▶ [WHAT IS REQUIRED]
The records that follow should be retyped word for word.

▶ [MATERIAL FOR THIS TASK]
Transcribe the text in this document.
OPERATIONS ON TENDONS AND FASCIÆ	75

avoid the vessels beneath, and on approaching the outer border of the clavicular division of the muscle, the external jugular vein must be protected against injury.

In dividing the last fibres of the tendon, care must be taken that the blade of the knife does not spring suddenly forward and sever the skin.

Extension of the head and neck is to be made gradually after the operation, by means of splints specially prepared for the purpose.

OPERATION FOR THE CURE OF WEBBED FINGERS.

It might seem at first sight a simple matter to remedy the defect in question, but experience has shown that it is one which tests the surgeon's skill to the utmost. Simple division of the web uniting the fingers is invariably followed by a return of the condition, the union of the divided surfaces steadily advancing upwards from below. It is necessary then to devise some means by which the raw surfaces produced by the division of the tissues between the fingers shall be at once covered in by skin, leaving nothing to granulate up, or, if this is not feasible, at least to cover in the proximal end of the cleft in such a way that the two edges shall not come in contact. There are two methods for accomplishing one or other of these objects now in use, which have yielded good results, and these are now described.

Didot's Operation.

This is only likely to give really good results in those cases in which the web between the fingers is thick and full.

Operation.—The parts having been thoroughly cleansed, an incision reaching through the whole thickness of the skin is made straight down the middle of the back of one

▶ [TASK RESULT]
Transcribe the text in this document.
OPERATIONS ON TENDONS AND FASCIÆ	75

avoid the vessels beneath, and on approaching the outer border of the clavicular division of the muscle, the external jugular vein must be protected against injury.

In dividing the last fibres of the tendon, care must be taken that the blade of the knife does not spring suddenly forward and sever the skin.

Extension of the head and neck is to be made gradually after the operation, by means of splints specially prepared for the purpose.

OPERATION FOR THE CURE OF WEBBED FINGERS.

It might seem at first sight a simple matter to remedy the defect in question, but experience has shown that it is one which tests the surgeon's skill to the utmost. Simple division of the web uniting the fingers is invariably followed by a return of the condition, the union of the divided surfaces steadily advancing upwards from below. It is necessary then to devise some means by which the raw surfaces produced by the division of the tissues between the fingers shall be at once covered in by skin, leaving nothing to granulate up, or, if this is not feasible, at least to cover in the proximal end of the cleft in such a way that the two edges shall not come in contact. There are two methods for accomplishing one or other of these objects now in use, which have yielded good results, and these are now described.

Didot's Operation.

This is only likely to give really good results in those cases in which the web between the fingers is thick and full.

Operation.—The parts having been thoroughly cleansed, an incision reaching through the whole thickness of the skin is made straight down the middle of the back of one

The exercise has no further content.